AIM:
All the data should come back exactly as it was given.

· · ·

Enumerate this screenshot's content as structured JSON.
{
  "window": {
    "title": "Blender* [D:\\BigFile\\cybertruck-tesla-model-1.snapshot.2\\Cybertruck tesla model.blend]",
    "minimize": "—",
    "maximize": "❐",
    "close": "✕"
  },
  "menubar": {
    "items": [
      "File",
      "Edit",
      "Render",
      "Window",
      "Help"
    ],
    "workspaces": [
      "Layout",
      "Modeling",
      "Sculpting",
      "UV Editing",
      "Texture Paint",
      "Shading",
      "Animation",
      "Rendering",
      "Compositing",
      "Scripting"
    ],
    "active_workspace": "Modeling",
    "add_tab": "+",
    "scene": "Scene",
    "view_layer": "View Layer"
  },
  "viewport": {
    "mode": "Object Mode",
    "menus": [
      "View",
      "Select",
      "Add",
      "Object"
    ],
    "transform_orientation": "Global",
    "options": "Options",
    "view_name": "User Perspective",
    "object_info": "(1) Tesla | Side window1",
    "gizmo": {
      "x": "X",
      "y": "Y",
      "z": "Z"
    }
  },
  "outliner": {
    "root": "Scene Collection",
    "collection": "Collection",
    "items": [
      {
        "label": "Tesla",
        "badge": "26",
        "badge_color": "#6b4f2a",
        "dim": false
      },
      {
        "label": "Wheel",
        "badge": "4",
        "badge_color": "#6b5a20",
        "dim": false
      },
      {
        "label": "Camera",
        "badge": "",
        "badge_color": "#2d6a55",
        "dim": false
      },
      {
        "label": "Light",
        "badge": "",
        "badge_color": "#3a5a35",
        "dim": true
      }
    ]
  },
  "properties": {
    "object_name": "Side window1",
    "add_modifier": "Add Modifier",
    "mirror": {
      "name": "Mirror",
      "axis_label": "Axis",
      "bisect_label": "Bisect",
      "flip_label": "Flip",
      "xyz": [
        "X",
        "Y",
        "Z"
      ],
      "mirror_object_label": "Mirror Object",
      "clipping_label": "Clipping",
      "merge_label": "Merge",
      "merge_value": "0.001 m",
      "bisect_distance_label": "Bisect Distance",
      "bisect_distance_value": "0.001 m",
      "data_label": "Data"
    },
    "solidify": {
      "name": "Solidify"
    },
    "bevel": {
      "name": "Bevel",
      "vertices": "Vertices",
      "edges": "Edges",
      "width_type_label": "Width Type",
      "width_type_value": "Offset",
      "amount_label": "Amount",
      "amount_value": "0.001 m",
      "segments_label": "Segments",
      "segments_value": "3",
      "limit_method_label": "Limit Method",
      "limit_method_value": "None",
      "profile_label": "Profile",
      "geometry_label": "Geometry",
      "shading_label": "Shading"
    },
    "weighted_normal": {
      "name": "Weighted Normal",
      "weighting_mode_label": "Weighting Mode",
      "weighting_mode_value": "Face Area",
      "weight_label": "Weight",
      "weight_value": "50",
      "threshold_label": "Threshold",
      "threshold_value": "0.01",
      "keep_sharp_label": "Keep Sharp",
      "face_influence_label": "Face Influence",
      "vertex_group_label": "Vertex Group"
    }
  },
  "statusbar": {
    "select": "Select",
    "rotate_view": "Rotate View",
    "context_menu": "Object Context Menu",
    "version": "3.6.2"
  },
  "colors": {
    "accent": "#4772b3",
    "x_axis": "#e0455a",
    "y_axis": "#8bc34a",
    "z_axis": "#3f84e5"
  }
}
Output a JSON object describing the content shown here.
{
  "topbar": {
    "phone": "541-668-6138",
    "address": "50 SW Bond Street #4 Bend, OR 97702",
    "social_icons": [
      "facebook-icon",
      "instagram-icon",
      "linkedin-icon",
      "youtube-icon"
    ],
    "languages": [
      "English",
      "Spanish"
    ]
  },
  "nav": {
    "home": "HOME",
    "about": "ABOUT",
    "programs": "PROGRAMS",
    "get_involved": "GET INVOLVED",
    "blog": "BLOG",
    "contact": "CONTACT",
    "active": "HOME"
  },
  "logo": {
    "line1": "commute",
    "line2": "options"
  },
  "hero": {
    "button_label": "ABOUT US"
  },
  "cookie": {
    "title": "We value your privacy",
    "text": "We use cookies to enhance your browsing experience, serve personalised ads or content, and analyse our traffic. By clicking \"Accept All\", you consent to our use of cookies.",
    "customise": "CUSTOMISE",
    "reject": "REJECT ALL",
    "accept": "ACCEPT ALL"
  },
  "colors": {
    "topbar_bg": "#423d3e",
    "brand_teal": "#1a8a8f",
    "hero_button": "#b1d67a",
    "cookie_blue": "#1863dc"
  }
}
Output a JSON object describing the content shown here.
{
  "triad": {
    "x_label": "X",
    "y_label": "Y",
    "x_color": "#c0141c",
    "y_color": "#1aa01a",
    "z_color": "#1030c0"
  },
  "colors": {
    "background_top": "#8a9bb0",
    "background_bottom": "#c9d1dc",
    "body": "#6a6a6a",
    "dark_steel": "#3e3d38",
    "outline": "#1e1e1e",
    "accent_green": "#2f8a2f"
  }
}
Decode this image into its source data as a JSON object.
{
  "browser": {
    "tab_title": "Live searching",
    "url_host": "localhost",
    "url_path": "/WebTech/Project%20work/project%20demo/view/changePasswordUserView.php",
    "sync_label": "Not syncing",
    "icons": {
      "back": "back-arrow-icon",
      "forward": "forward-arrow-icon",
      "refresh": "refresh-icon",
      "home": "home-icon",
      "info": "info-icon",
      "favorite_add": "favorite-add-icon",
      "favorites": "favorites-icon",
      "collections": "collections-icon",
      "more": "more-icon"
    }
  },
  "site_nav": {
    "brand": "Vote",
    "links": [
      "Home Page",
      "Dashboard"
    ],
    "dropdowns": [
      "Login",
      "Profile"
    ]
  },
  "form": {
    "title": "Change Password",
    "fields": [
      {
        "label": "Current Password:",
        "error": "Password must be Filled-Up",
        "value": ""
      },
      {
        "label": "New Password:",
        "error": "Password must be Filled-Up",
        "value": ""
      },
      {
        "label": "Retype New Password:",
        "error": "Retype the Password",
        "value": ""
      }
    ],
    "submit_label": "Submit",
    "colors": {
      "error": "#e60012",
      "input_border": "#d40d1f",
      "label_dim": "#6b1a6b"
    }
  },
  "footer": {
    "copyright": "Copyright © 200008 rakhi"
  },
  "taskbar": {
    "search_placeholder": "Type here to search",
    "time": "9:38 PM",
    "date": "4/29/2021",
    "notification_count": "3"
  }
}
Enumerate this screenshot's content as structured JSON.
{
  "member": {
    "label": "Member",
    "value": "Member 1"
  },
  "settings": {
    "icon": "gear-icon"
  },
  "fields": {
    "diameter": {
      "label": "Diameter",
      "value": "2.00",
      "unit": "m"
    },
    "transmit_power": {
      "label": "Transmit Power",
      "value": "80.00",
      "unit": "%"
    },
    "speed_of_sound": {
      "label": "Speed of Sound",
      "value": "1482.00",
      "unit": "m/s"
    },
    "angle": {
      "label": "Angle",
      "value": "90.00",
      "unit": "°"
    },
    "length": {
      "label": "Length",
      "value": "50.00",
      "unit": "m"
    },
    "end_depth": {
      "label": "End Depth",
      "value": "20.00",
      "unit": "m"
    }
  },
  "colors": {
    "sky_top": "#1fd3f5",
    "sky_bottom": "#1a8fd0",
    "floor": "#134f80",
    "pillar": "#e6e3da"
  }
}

· · ·

RESULT BELOW:
Enumerate this screenshot's content as structured JSON.
{
  "window": {
    "title": "Blender* [D:\\BigFile\\cybertruck-tesla-model-1.snapshot.2\\Cybertruck tesla model.blend]",
    "minimize": "—",
    "maximize": "❐",
    "close": "✕"
  },
  "menubar": {
    "items": [
      "File",
      "Edit",
      "Render",
      "Window",
      "Help"
    ],
    "workspaces": [
      "Layout",
      "Modeling",
      "Sculpting",
      "UV Editing",
      "Texture Paint",
      "Shading",
      "Animation",
      "Rendering",
      "Compositing",
      "Scripting"
    ],
    "active_workspace": "Modeling",
    "add_tab": "+",
    "scene": "Scene",
    "view_layer": "View Layer"
  },
  "viewport": {
    "mode": "Object Mode",
    "menus": [
      "View",
      "Select",
      "Add",
      "Object"
    ],
    "transform_orientation": "Global",
    "options": "Options",
    "view_name": "User Perspective",
    "object_info": "(1) Tesla | Side window1",
    "gizmo": {
      "x": "X",
      "y": "Y",
      "z": "Z"
    }
  },
  "outliner": {
    "root": "Scene Collection",
    "collection": "Collection",
    "items": [
      {
        "label": "Tesla",
        "badge": "26",
        "badge_color": "#6b4f2a",
        "dim": false
      },
      {
        "label": "Wheel",
        "badge": "4",
        "badge_color": "#6b5a20",
        "dim": false
      },
      {
        "label": "Camera",
        "badge": "",
        "badge_color": "#2d6a55",
        "dim": false
      },
      {
        "label": "Light",
        "badge": "",
        "badge_color": "#3a5a35",
        "dim": true
      }
    ]
  },
  "properties": {
    "object_name": "Side window1",
    "add_modifier": "Add Modifier",
    "mirror": {
      "name": "Mirror",
      "axis_label": "Axis",
      "bisect_label": "Bisect",
      "flip_label": "Flip",
      "xyz": [
        "X",
        "Y",
        "Z"
      ],
      "mirror_object_label": "Mirror Object",
      "clipping_label": "Clipping",
      "merge_label": "Merge",
      "merge_value": "0.001 m",
      "bisect_distance_label": "Bisect Distance",
      "bisect_distance_value": "0.001 m",
      "data_label": "Data"
    },
    "solidify": {
      "name": "Solidify"
    },
    "bevel": {
      "name": "Bevel",
      "vertices": "Vertices",
      "edges": "Edges",
      "width_type_label": "Width Type",
      "width_type_value": "Offset",
      "amount_label": "Amount",
      "amount_value": "0.001 m",
      "segments_label": "Segments",
      "segments_value": "3",
      "limit_method_label": "Limit Method",
      "limit_method_value": "None",
      "profile_label": "Profile",
      "geometry_label": "Geometry",
      "shading_label": "Shading"
    },
    "weighted_normal": {
      "name": "Weighted Normal",
      "weighting_mode_label": "Weighting Mode",
      "weighting_mode_value": "Face Area",
      "weight_label": "Weight",
      "weight_value": "50",
      "threshold_label": "Threshold",
      "threshold_value": "0.01",
      "keep_sharp_label": "Keep Sharp",
      "face_influence_label": "Face Influence",
      "vertex_group_label": "Vertex Group"
    }
  },
  "statusbar": {
    "select": "Select",
    "rotate_view": "Rotate View",
    "context_menu": "Object Context Menu",
    "version": "3.6.2"
  },
  "colors": {
    "accent": "#4772b3",
    "x_axis": "#e0455a",
    "y_axis": "#8bc34a",
    "z_axis": "#3f84e5"
  }
}
Output a JSON object describing the content shown here.
{
  "topbar": {
    "phone": "541-668-6138",
    "address": "50 SW Bond Street #4 Bend, OR 97702",
    "social_icons": [
      "facebook-icon",
      "instagram-icon",
      "linkedin-icon",
      "youtube-icon"
    ],
    "languages": [
      "English",
      "Spanish"
    ]
  },
  "nav": {
    "home": "HOME",
    "about": "ABOUT",
    "programs": "PROGRAMS",
    "get_involved": "GET INVOLVED",
    "blog": "BLOG",
    "contact": "CONTACT",
    "active": "HOME"
  },
  "logo": {
    "line1": "commute",
    "line2": "options"
  },
  "hero": {
    "button_label": "ABOUT US"
  },
  "cookie": {
    "title": "We value your privacy",
    "text": "We use cookies to enhance your browsing experience, serve personalised ads or content, and analyse our traffic. By clicking \"Accept All\", you consent to our use of cookies.",
    "customise": "CUSTOMISE",
    "reject": "REJECT ALL",
    "accept": "ACCEPT ALL"
  },
  "colors": {
    "topbar_bg": "#423d3e",
    "brand_teal": "#1a8a8f",
    "hero_button": "#b1d67a",
    "cookie_blue": "#1863dc"
  }
}
Output a JSON object describing the content shown here.
{
  "triad": {
    "x_label": "X",
    "y_label": "Y",
    "x_color": "#c0141c",
    "y_color": "#1aa01a",
    "z_color": "#1030c0"
  },
  "colors": {
    "background_top": "#8a9bb0",
    "background_bottom": "#c9d1dc",
    "body": "#6a6a6a",
    "dark_steel": "#3e3d38",
    "outline": "#1e1e1e",
    "accent_green": "#2f8a2f"
  }
}
Decode this image into its source data as a JSON object.
{
  "browser": {
    "tab_title": "Live searching",
    "url_host": "localhost",
    "url_path": "/WebTech/Project%20work/project%20demo/view/changePasswordUserView.php",
    "sync_label": "Not syncing",
    "icons": {
      "back": "back-arrow-icon",
      "forward": "forward-arrow-icon",
      "refresh": "refresh-icon",
      "home": "home-icon",
      "info": "info-icon",
      "favorite_add": "favorite-add-icon",
      "favorites": "favorites-icon",
      "collections": "collections-icon",
      "more": "more-icon"
    }
  },
  "site_nav": {
    "brand": "Vote",
    "links": [
      "Home Page",
      "Dashboard"
    ],
    "dropdowns": [
      "Login",
      "Profile"
    ]
  },
  "form": {
    "title": "Change Password",
    "fields": [
      {
        "label": "Current Password:",
        "error": "Password must be Filled-Up",
        "value": ""
      },
      {
        "label": "New Password:",
        "error": "Password must be Filled-Up",
        "value": ""
      },
      {
        "label": "Retype New Password:",
        "error": "Retype the Password",
        "value": ""
      }
    ],
    "submit_label": "Submit",
    "colors": {
      "error": "#e60012",
      "input_border": "#d40d1f",
      "label_dim": "#6b1a6b"
    }
  },
  "footer": {
    "copyright": "Copyright © 200008 rakhi"
  },
  "taskbar": {
    "search_placeholder": "Type here to search",
    "time": "9:38 PM",
    "date": "4/29/2021",
    "notification_count": "3"
  }
}
Enumerate this screenshot's content as structured JSON.
{
  "member": {
    "label": "Member",
    "value": "Member 1"
  },
  "settings": {
    "icon": "gear-icon"
  },
  "fields": {
    "diameter": {
      "label": "Diameter",
      "value": "2.00",
      "unit": "m"
    },
    "transmit_power": {
      "label": "Transmit Power",
      "value": "80.00",
      "unit": "%"
    },
    "speed_of_sound": {
      "label": "Speed of Sound",
      "value": "1482.00",
      "unit": "m/s"
    },
    "angle": {
      "label": "Angle",
      "value": "90.00",
      "unit": "°"
    },
    "length": {
      "label": "Length",
      "value": "50.00",
      "unit": "m"
    },
    "end_depth": {
      "label": "End Depth",
      "value": "20.00",
      "unit": "m"
    }
  },
  "colors": {
    "sky_top": "#1fd3f5",
    "sky_bottom": "#1a8fd0",
    "floor": "#134f80",
    "pillar": "#e6e3da"
  }
}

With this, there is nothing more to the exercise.